## [EXERCISE DIRECTIONS]
Word for word, transcribe the lines below and drop the pictures.

— Start DATA EXTRACT —

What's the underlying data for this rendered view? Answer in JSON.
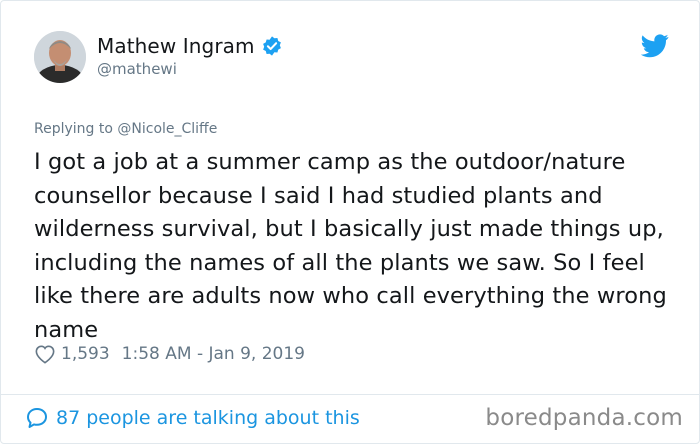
{
  "author": {
    "display_name": "Mathew Ingram",
    "handle": "@mathewi"
  },
  "icons": {
    "verified": "verified-badge-icon",
    "twitter": "twitter-bird-icon",
    "like": "heart-icon",
    "reply": "speech-bubble-icon"
  },
  "colors": {
    "accent": "#1da1f2",
    "link": "#1b95e0",
    "muted": "#657786"
  },
  "tweet": {
    "replying_to": "Replying to @Nicole_Cliffe",
    "text": "I got a job at a summer camp as the outdoor/nature counsellor because I said I had studied plants and wilderness survival, but I basically just made things up, including the names of all the plants we saw. So I feel like there are adults now who call everything the wrong name",
    "likes": "1,593",
    "timestamp": "1:58 AM - Jan 9, 2019"
  },
  "footer": {
    "talking": "87 people are talking about this",
    "watermark": "boredpanda.com"
  }
}
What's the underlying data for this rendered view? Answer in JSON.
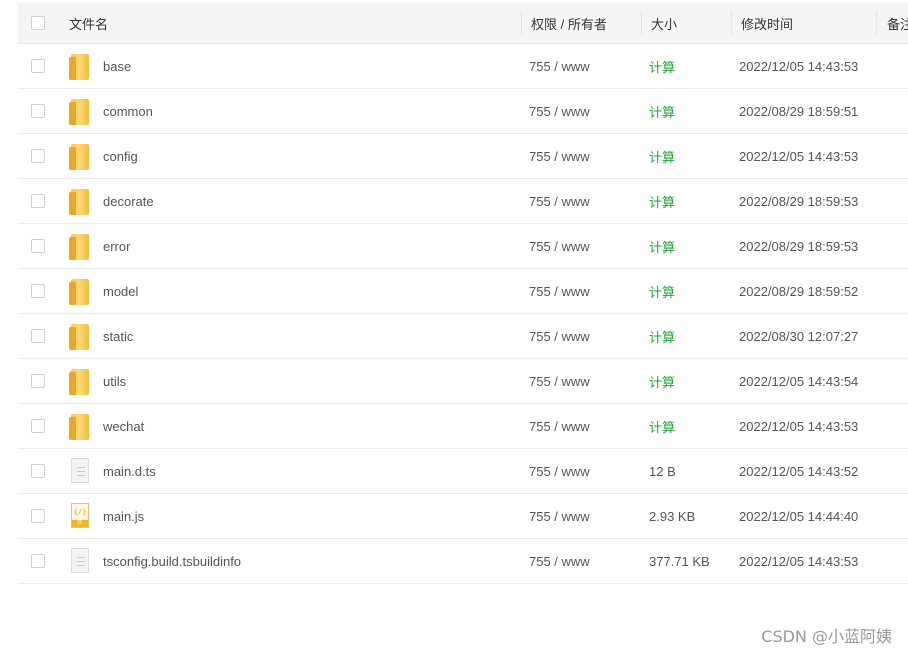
{
  "header": {
    "name": "文件名",
    "permission": "权限 / 所有者",
    "size": "大小",
    "modified": "修改时间",
    "note": "备注"
  },
  "rows": [
    {
      "name": "base",
      "type": "folder",
      "permission": "755 / www",
      "size": "计算",
      "modified": "2022/12/05 14:43:53"
    },
    {
      "name": "common",
      "type": "folder",
      "permission": "755 / www",
      "size": "计算",
      "modified": "2022/08/29 18:59:51"
    },
    {
      "name": "config",
      "type": "folder",
      "permission": "755 / www",
      "size": "计算",
      "modified": "2022/12/05 14:43:53"
    },
    {
      "name": "decorate",
      "type": "folder",
      "permission": "755 / www",
      "size": "计算",
      "modified": "2022/08/29 18:59:53"
    },
    {
      "name": "error",
      "type": "folder",
      "permission": "755 / www",
      "size": "计算",
      "modified": "2022/08/29 18:59:53"
    },
    {
      "name": "model",
      "type": "folder",
      "permission": "755 / www",
      "size": "计算",
      "modified": "2022/08/29 18:59:52"
    },
    {
      "name": "static",
      "type": "folder",
      "permission": "755 / www",
      "size": "计算",
      "modified": "2022/08/30 12:07:27"
    },
    {
      "name": "utils",
      "type": "folder",
      "permission": "755 / www",
      "size": "计算",
      "modified": "2022/12/05 14:43:54"
    },
    {
      "name": "wechat",
      "type": "folder",
      "permission": "755 / www",
      "size": "计算",
      "modified": "2022/12/05 14:43:53"
    },
    {
      "name": "main.d.ts",
      "type": "file",
      "permission": "755 / www",
      "size": "12 B",
      "modified": "2022/12/05 14:43:52"
    },
    {
      "name": "main.js",
      "type": "js",
      "permission": "755 / www",
      "size": "2.93 KB",
      "modified": "2022/12/05 14:44:40"
    },
    {
      "name": "tsconfig.build.tsbuildinfo",
      "type": "file",
      "permission": "755 / www",
      "size": "377.71 KB",
      "modified": "2022/12/05 14:43:53"
    }
  ],
  "icons": {
    "folder": "folder-icon",
    "file": "file-icon",
    "js": "js-file-icon",
    "js_top": "{/}",
    "js_tag": "JS"
  },
  "colors": {
    "calc_link": "#20a53a",
    "header_bg": "#f5f5f5",
    "folder": "#f7c84d"
  },
  "watermark": "CSDN @小蓝阿姨"
}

— End DATA EXTRACT —

## [RESPONSE]
What's the underlying data for this rendered view? Answer in JSON.
{
  "author": {
    "display_name": "Mathew Ingram",
    "handle": "@mathewi"
  },
  "icons": {
    "verified": "verified-badge-icon",
    "twitter": "twitter-bird-icon",
    "like": "heart-icon",
    "reply": "speech-bubble-icon"
  },
  "colors": {
    "accent": "#1da1f2",
    "link": "#1b95e0",
    "muted": "#657786"
  },
  "tweet": {
    "replying_to": "Replying to @Nicole_Cliffe",
    "text": "I got a job at a summer camp as the outdoor/nature counsellor because I said I had studied plants and wilderness survival, but I basically just made things up, including the names of all the plants we saw. So I feel like there are adults now who call everything the wrong name",
    "likes": "1,593",
    "timestamp": "1:58 AM - Jan 9, 2019"
  },
  "footer": {
    "talking": "87 people are talking about this",
    "watermark": "boredpanda.com"
  }
}
What's the underlying data for this rendered view? Answer in JSON.
{
  "header": {
    "name": "文件名",
    "permission": "权限 / 所有者",
    "size": "大小",
    "modified": "修改时间",
    "note": "备注"
  },
  "rows": [
    {
      "name": "base",
      "type": "folder",
      "permission": "755 / www",
      "size": "计算",
      "modified": "2022/12/05 14:43:53"
    },
    {
      "name": "common",
      "type": "folder",
      "permission": "755 / www",
      "size": "计算",
      "modified": "2022/08/29 18:59:51"
    },
    {
      "name": "config",
      "type": "folder",
      "permission": "755 / www",
      "size": "计算",
      "modified": "2022/12/05 14:43:53"
    },
    {
      "name": "decorate",
      "type": "folder",
      "permission": "755 / www",
      "size": "计算",
      "modified": "2022/08/29 18:59:53"
    },
    {
      "name": "error",
      "type": "folder",
      "permission": "755 / www",
      "size": "计算",
      "modified": "2022/08/29 18:59:53"
    },
    {
      "name": "model",
      "type": "folder",
      "permission": "755 / www",
      "size": "计算",
      "modified": "2022/08/29 18:59:52"
    },
    {
      "name": "static",
      "type": "folder",
      "permission": "755 / www",
      "size": "计算",
      "modified": "2022/08/30 12:07:27"
    },
    {
      "name": "utils",
      "type": "folder",
      "permission": "755 / www",
      "size": "计算",
      "modified": "2022/12/05 14:43:54"
    },
    {
      "name": "wechat",
      "type": "folder",
      "permission": "755 / www",
      "size": "计算",
      "modified": "2022/12/05 14:43:53"
    },
    {
      "name": "main.d.ts",
      "type": "file",
      "permission": "755 / www",
      "size": "12 B",
      "modified": "2022/12/05 14:43:52"
    },
    {
      "name": "main.js",
      "type": "js",
      "permission": "755 / www",
      "size": "2.93 KB",
      "modified": "2022/12/05 14:44:40"
    },
    {
      "name": "tsconfig.build.tsbuildinfo",
      "type": "file",
      "permission": "755 / www",
      "size": "377.71 KB",
      "modified": "2022/12/05 14:43:53"
    }
  ],
  "icons": {
    "folder": "folder-icon",
    "file": "file-icon",
    "js": "js-file-icon",
    "js_top": "{/}",
    "js_tag": "JS"
  },
  "colors": {
    "calc_link": "#20a53a",
    "header_bg": "#f5f5f5",
    "folder": "#f7c84d"
  },
  "watermark": "CSDN @小蓝阿姨"
}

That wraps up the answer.